__DATASET CONTENT__.
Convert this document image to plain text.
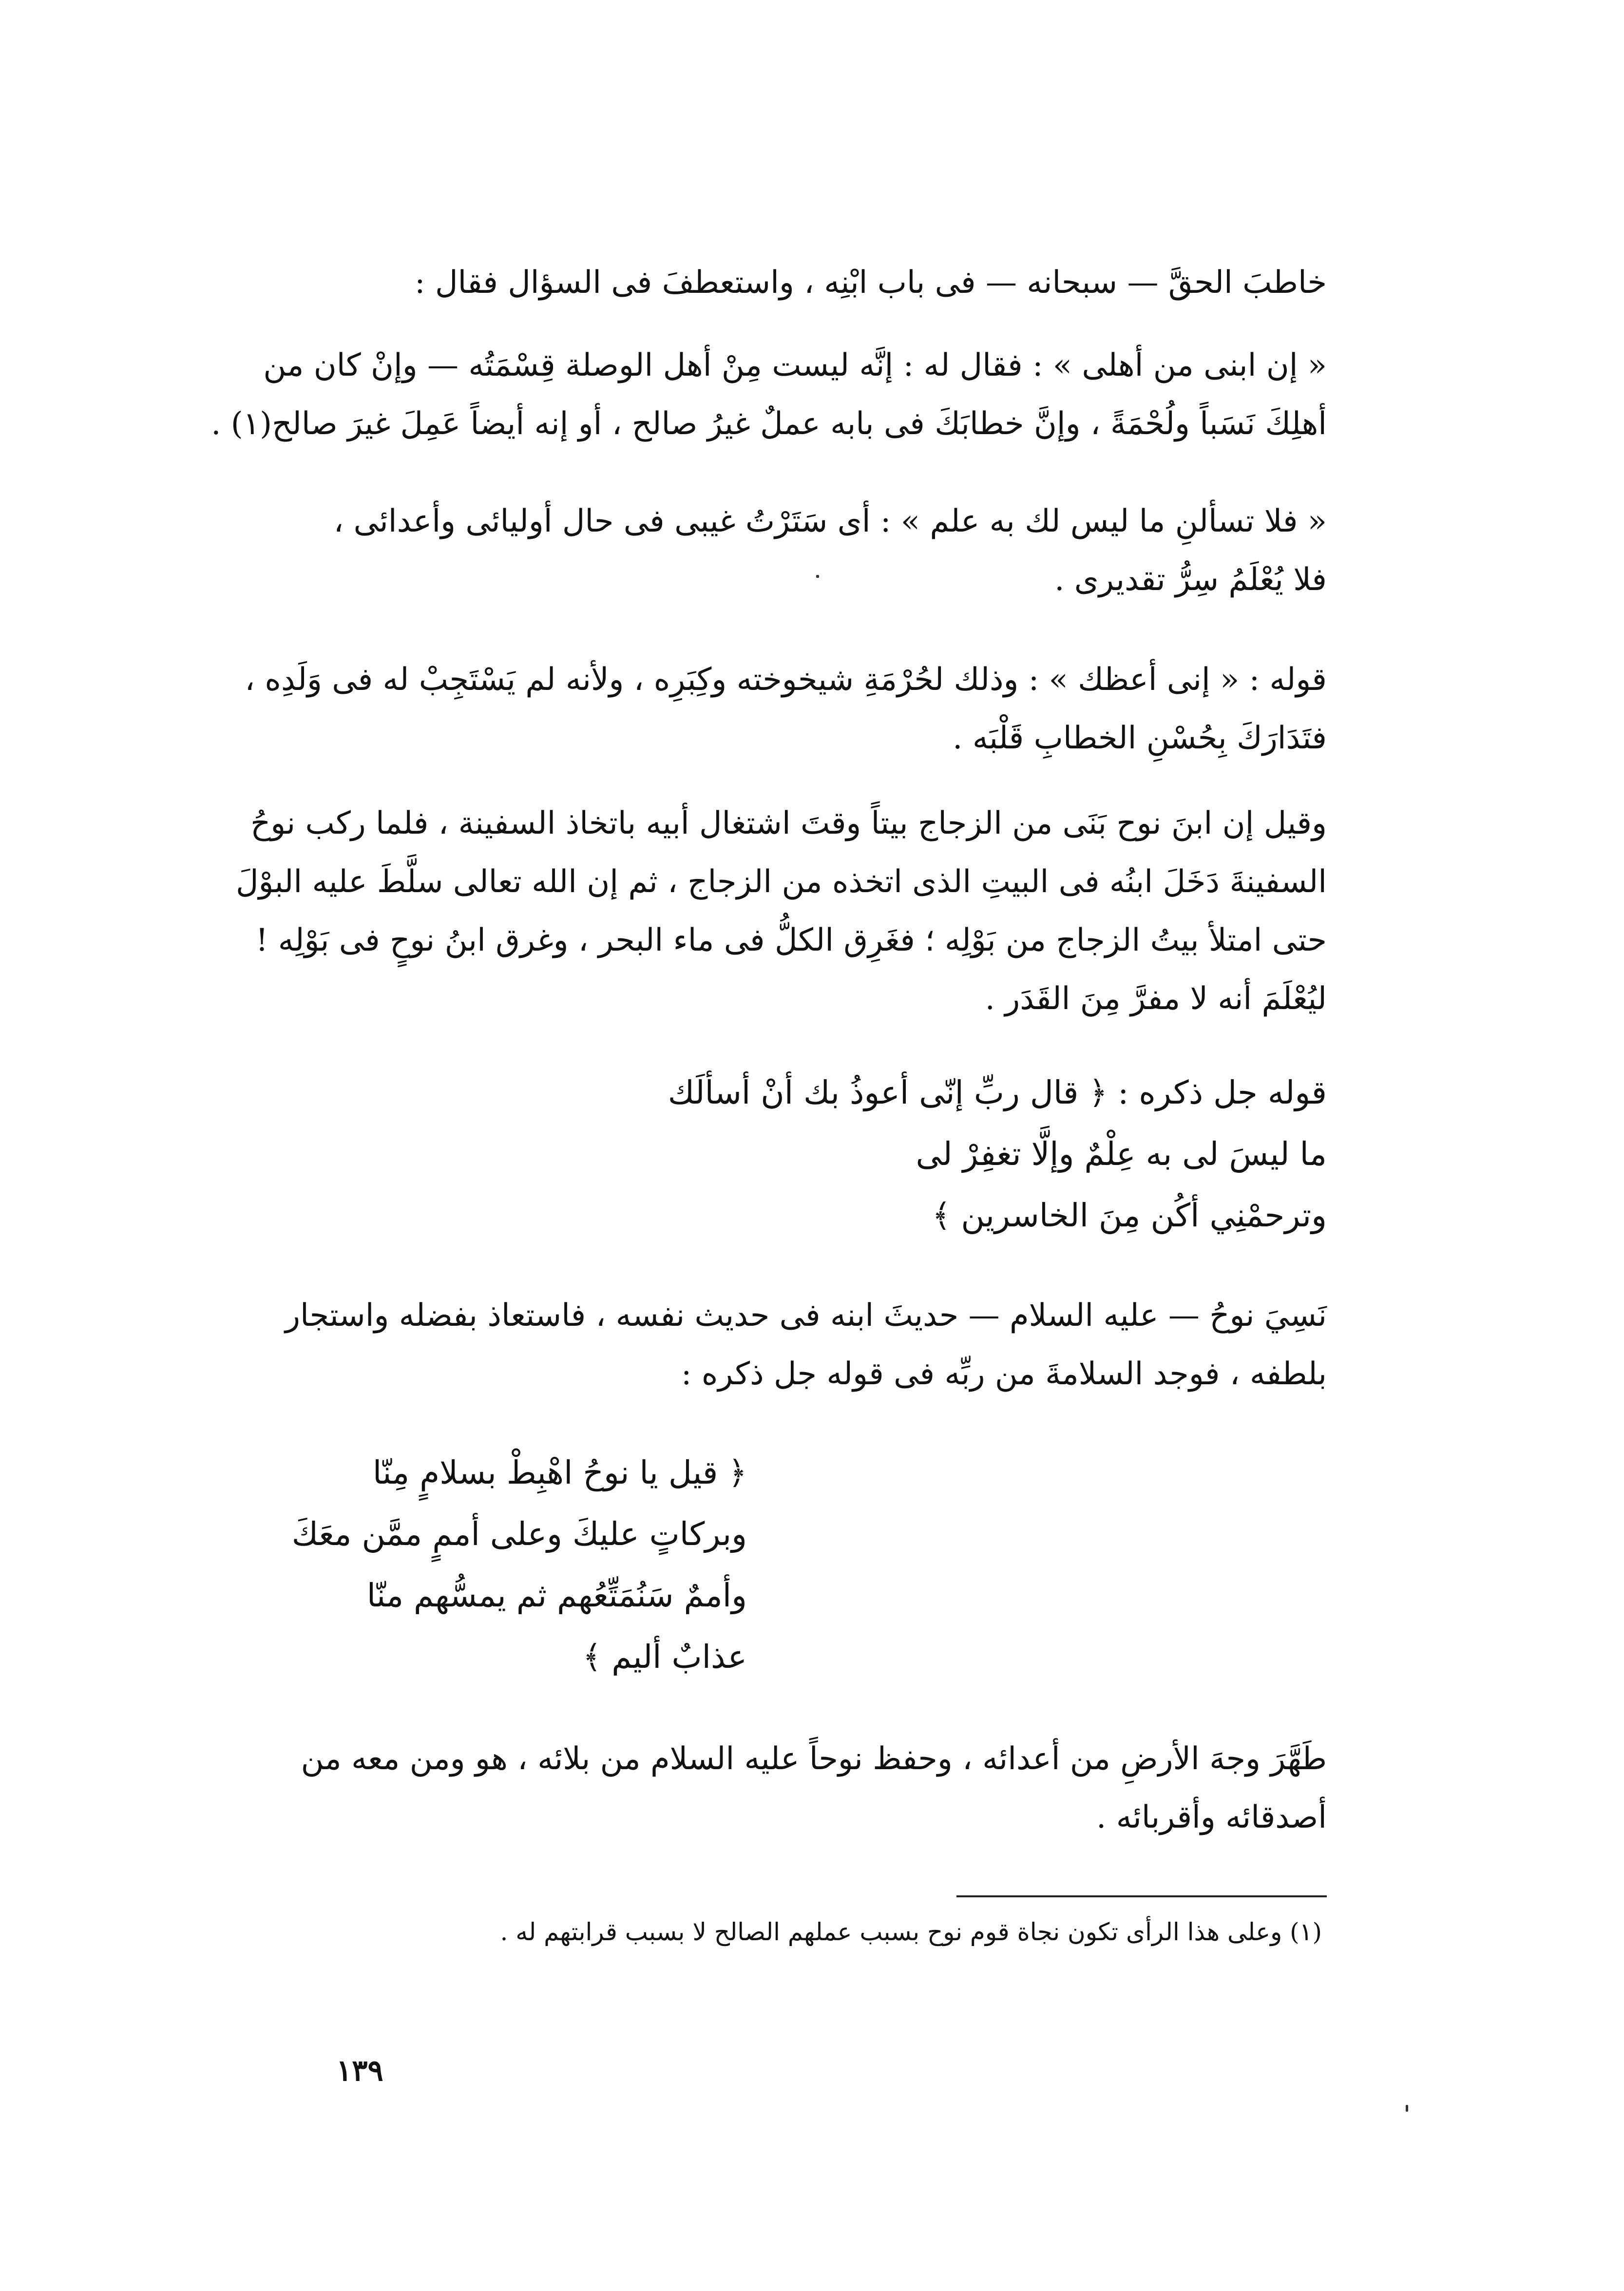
خاطبَ الحقَّ — سبحانه — فى باب ابْنِه ، واستعطفَ فى السؤال فقال :
« إن ابنى من أهلى » : فقال له : إنَّه ليست مِنْ أهل الوصلة قِسْمَتُه — وإنْ كان من
أهلِكَ نَسَباً ولُحْمَةً ، وإنَّ خطابَكَ فى بابه عملٌ غيرُ صالح ، أو إنه أيضاً عَمِلَ غيرَ صالح(١) .
« فلا تسألنِ ما ليس لك به علم » : أى سَتَرْتُ غيبى فى حال أوليائى وأعدائى ،
فلا يُعْلَمُ سِرُّ تقديرى .
قوله : « إنى أعظك » : وذلك لحُرْمَةِ شيخوخته وكِبَرِه ، ولأنه لم يَسْتَجِبْ له فى وَلَدِه ،
فتَدَارَكَ بِحُسْنِ الخطابِ قَلْبَه .
وقيل إن ابنَ نوح بَنَى من الزجاج بيتاً وقتَ اشتغال أبيه باتخاذ السفينة ، فلما ركب نوحُ
السفينةَ دَخَلَ ابنُه فى البيتِ الذى اتخذه من الزجاج ، ثم إن الله تعالى سلَّطَ عليه البوْلَ
حتى امتلأ بيتُ الزجاج من بَوْلِه ؛ فغَرِق الكلُّ فى ماء البحر ، وغرق ابنُ نوحٍ فى بَوْلِه !
ليُعْلَمَ أنه لا مفرَّ مِنَ القَدَر .
قوله جل ذكره : ﴿ قال ربِّ إنّى أعوذُ بك أنْ أسألَك
ما ليسَ لى به عِلْمٌ وإلَّا تغفِرْ لى
وترحمْنِي أكُن مِنَ الخاسرين ﴾
نَسِيَ نوحُ — عليه السلام — حديثَ ابنه فى حديث نفسه ، فاستعاذ بفضله واستجار
بلطفه ، فوجد السلامةَ من ربِّه فى قوله جل ذكره :
﴿ قيل يا نوحُ اهْبِطْ بسلامٍ مِنّا
وبركاتٍ عليكَ وعلى أممٍ ممَّن معَكَ
وأممٌ سَنُمَتِّعُهم ثم يمسُّهم منّا
عذابٌ أليم ﴾
طَهَّرَ وجهَ الأرضِ من أعدائه ، وحفظ نوحاً عليه السلام من بلائه ، هو ومن معه من
أصدقائه وأقربائه .
(١) وعلى هذا الرأى تكون نجاة قوم نوح بسبب عملهم الصالح لا بسبب قرابتهم له .
١٣٩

__WHAT IS EXPECTED__. Every line of the data above should be quoted exactly. Omit the pictures.

__RESPONSE TO THE TASK__.
Convert this document image to plain text.
خاطبَ الحقَّ — سبحانه — فى باب ابْنِه ، واستعطفَ فى السؤال فقال :
« إن ابنى من أهلى » : فقال له : إنَّه ليست مِنْ أهل الوصلة قِسْمَتُه — وإنْ كان من
أهلِكَ نَسَباً ولُحْمَةً ، وإنَّ خطابَكَ فى بابه عملٌ غيرُ صالح ، أو إنه أيضاً عَمِلَ غيرَ صالح(١) .
« فلا تسألنِ ما ليس لك به علم » : أى سَتَرْتُ غيبى فى حال أوليائى وأعدائى ،
فلا يُعْلَمُ سِرُّ تقديرى .
قوله : « إنى أعظك » : وذلك لحُرْمَةِ شيخوخته وكِبَرِه ، ولأنه لم يَسْتَجِبْ له فى وَلَدِه ،
فتَدَارَكَ بِحُسْنِ الخطابِ قَلْبَه .
وقيل إن ابنَ نوح بَنَى من الزجاج بيتاً وقتَ اشتغال أبيه باتخاذ السفينة ، فلما ركب نوحُ
السفينةَ دَخَلَ ابنُه فى البيتِ الذى اتخذه من الزجاج ، ثم إن الله تعالى سلَّطَ عليه البوْلَ
حتى امتلأ بيتُ الزجاج من بَوْلِه ؛ فغَرِق الكلُّ فى ماء البحر ، وغرق ابنُ نوحٍ فى بَوْلِه !
ليُعْلَمَ أنه لا مفرَّ مِنَ القَدَر .
قوله جل ذكره : ﴿ قال ربِّ إنّى أعوذُ بك أنْ أسألَك
ما ليسَ لى به عِلْمٌ وإلَّا تغفِرْ لى
وترحمْنِي أكُن مِنَ الخاسرين ﴾
نَسِيَ نوحُ — عليه السلام — حديثَ ابنه فى حديث نفسه ، فاستعاذ بفضله واستجار
بلطفه ، فوجد السلامةَ من ربِّه فى قوله جل ذكره :
﴿ قيل يا نوحُ اهْبِطْ بسلامٍ مِنّا
وبركاتٍ عليكَ وعلى أممٍ ممَّن معَكَ
وأممٌ سَنُمَتِّعُهم ثم يمسُّهم منّا
عذابٌ أليم ﴾
طَهَّرَ وجهَ الأرضِ من أعدائه ، وحفظ نوحاً عليه السلام من بلائه ، هو ومن معه من
أصدقائه وأقربائه .
(١) وعلى هذا الرأى تكون نجاة قوم نوح بسبب عملهم الصالح لا بسبب قرابتهم له .
١٣٩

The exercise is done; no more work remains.